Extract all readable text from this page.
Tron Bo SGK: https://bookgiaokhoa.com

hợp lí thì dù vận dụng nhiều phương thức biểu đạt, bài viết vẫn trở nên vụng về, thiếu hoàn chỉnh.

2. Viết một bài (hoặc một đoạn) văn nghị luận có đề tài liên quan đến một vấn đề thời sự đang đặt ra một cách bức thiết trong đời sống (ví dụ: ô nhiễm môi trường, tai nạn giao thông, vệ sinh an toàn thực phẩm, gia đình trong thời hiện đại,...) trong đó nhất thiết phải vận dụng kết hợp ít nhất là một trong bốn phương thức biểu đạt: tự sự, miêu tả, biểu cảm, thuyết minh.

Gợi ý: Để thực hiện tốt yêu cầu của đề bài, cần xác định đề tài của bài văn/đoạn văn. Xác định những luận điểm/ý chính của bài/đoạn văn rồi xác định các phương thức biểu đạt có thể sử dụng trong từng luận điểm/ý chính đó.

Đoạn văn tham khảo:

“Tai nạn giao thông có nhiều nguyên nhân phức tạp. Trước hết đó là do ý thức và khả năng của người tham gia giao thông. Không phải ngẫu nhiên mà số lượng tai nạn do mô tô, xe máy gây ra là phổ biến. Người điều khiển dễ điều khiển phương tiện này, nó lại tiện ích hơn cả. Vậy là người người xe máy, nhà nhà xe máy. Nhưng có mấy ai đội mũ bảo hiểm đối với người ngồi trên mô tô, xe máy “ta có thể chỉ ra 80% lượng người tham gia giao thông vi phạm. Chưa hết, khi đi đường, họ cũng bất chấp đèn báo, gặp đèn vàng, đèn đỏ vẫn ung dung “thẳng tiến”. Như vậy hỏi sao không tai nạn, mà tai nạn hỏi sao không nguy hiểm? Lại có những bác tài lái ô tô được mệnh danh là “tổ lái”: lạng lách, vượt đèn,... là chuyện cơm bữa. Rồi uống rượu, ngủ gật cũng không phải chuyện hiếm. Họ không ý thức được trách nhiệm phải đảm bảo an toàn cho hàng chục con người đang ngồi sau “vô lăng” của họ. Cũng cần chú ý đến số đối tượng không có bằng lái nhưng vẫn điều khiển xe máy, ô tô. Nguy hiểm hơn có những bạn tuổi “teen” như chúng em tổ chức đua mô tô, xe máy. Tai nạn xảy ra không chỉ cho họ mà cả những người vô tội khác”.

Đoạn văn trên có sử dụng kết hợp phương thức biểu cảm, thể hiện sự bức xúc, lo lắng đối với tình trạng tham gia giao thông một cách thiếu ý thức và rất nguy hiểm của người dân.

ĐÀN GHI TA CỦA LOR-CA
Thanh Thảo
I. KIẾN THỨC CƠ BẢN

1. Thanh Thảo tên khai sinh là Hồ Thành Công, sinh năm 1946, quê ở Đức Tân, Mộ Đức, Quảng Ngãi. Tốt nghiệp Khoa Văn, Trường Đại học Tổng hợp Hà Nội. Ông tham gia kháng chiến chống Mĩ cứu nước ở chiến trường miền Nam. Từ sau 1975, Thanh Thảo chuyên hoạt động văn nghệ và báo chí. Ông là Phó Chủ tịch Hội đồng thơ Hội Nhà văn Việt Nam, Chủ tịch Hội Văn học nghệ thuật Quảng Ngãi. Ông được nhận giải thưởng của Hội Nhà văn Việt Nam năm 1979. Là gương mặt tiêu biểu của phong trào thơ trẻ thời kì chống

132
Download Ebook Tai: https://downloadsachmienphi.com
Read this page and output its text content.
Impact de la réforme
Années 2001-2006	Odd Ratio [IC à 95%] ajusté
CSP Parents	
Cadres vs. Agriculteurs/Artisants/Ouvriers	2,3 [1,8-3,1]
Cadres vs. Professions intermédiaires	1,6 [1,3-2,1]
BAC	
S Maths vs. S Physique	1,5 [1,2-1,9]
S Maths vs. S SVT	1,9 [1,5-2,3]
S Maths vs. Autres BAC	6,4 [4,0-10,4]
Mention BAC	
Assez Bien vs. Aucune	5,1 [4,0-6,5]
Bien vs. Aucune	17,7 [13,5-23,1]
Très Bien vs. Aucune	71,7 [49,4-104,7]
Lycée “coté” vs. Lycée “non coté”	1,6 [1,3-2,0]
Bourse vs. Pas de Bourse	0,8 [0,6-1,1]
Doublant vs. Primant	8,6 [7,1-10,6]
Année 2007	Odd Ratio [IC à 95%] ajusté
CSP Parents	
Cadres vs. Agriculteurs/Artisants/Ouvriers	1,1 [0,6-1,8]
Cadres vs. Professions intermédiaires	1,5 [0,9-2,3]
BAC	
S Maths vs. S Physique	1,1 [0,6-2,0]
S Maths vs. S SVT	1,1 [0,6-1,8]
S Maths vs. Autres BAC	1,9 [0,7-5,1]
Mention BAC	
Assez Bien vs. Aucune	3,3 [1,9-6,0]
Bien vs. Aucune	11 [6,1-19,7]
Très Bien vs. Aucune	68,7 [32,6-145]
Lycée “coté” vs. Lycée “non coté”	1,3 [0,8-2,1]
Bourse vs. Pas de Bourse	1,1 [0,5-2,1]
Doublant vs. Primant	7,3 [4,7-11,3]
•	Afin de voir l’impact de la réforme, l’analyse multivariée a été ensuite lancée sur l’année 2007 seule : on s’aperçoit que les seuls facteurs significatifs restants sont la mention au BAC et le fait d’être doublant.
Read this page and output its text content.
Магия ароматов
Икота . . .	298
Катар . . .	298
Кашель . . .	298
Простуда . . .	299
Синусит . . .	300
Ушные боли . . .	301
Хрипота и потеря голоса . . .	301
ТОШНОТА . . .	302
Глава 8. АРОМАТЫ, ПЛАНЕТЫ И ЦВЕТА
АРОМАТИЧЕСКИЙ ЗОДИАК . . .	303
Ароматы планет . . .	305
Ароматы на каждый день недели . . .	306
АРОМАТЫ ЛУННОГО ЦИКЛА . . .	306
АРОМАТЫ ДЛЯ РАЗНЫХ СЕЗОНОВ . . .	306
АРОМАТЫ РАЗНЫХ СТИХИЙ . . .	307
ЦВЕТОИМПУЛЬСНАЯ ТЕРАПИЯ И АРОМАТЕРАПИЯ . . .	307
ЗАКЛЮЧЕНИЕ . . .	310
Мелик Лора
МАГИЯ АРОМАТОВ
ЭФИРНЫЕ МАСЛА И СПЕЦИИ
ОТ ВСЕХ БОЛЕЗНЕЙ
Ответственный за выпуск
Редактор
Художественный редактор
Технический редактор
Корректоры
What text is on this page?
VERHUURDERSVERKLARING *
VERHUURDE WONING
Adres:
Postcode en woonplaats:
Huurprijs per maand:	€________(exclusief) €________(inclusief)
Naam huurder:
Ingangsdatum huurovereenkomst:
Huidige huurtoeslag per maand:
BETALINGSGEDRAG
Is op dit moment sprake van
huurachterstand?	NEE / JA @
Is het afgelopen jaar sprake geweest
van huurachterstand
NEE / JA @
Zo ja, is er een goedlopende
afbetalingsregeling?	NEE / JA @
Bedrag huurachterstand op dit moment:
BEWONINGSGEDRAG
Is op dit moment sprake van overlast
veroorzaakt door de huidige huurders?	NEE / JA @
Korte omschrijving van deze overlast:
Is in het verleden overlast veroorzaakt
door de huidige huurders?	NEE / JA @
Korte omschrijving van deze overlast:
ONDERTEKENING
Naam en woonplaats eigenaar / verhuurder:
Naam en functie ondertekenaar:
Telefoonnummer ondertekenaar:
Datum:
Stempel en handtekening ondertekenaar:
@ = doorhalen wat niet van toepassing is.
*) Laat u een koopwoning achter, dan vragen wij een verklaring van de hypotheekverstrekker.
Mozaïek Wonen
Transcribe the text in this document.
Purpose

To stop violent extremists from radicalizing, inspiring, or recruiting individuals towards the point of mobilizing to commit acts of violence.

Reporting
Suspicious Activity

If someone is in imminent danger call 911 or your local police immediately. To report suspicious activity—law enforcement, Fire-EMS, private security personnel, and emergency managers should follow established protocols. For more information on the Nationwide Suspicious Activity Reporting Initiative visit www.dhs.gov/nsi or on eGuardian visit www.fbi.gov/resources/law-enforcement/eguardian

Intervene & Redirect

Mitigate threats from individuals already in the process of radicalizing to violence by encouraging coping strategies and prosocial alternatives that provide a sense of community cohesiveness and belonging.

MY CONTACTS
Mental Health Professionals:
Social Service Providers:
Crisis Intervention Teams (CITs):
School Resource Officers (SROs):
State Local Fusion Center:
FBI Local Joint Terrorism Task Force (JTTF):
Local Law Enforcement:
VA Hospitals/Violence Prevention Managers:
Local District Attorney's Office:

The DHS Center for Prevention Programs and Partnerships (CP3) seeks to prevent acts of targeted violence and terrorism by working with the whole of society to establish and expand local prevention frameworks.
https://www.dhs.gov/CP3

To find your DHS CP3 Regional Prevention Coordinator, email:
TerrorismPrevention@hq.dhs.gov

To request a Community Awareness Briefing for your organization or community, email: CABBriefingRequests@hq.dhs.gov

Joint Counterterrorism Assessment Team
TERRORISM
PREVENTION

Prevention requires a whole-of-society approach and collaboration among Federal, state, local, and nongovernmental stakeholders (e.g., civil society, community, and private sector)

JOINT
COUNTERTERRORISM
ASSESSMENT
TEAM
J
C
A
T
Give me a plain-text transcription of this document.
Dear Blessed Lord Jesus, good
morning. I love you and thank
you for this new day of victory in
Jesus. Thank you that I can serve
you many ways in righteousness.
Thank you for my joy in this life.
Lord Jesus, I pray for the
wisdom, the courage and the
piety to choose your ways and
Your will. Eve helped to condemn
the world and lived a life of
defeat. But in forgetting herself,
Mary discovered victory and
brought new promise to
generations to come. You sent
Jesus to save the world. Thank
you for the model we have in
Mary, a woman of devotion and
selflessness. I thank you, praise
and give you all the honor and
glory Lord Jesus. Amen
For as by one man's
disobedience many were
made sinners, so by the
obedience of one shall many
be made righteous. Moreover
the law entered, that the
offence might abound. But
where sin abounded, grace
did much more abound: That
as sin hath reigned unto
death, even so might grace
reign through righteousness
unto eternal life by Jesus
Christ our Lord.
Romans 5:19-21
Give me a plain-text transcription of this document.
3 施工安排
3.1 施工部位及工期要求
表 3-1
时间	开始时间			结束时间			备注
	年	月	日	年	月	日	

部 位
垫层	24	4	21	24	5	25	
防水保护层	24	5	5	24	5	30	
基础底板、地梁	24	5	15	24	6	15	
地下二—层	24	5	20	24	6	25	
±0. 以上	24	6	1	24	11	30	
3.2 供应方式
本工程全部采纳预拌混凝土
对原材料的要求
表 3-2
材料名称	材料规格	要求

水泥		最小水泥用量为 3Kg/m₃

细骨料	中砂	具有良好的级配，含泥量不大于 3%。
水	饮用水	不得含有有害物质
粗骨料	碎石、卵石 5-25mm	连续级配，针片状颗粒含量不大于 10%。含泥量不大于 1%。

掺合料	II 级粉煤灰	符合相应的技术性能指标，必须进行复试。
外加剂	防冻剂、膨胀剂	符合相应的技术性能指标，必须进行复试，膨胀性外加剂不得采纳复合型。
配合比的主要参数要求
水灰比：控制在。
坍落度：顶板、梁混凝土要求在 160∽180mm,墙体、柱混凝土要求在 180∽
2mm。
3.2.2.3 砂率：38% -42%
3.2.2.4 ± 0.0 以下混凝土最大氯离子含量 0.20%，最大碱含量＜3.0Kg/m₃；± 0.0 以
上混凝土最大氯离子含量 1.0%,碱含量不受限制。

Exercise requirements:
Copy every line in the entries above that has the string "nguy" in it.

Result for this exercise:
“Tai nạn giao thông có nhiều nguyên nhân phức tạp. Trước hết đó là do ý thức và khả năng của người tham gia giao thông. Không phải ngẫu nhiên mà số lượng tai nạn do mô tô, xe máy gây ra là phổ biến. Người điều khiển dễ điều khiển phương tiện này, nó lại tiện ích hơn cả. Vậy là người người xe máy, nhà nhà xe máy. Nhưng có mấy ai đội mũ bảo hiểm đối với người ngồi trên mô tô, xe máy “ta có thể chỉ ra 80% lượng người tham gia giao thông vi phạm. Chưa hết, khi đi đường, họ cũng bất chấp đèn báo, gặp đèn vàng, đèn đỏ vẫn ung dung “thẳng tiến”. Như vậy hỏi sao không tai nạn, mà tai nạn hỏi sao không nguy hiểm? Lại có những bác tài lái ô tô được mệnh danh là “tổ lái”: lạng lách, vượt đèn,... là chuyện cơm bữa. Rồi uống rượu, ngủ gật cũng không phải chuyện hiếm. Họ không ý thức được trách nhiệm phải đảm bảo an toàn cho hàng chục con người đang ngồi sau “vô lăng” của họ. Cũng cần chú ý đến số đối tượng không có bằng lái nhưng vẫn điều khiển xe máy, ô tô. Nguy hiểm hơn có những bạn tuổi “teen” như chúng em tổ chức đua mô tô, xe máy. Tai nạn xảy ra không chỉ cho họ mà cả những người vô tội khác”.
Đoạn văn trên có sử dụng kết hợp phương thức biểu cảm, thể hiện sự bức xúc, lo lắng đối với tình trạng tham gia giao thông một cách thiếu ý thức và rất nguy hiểm của người dân.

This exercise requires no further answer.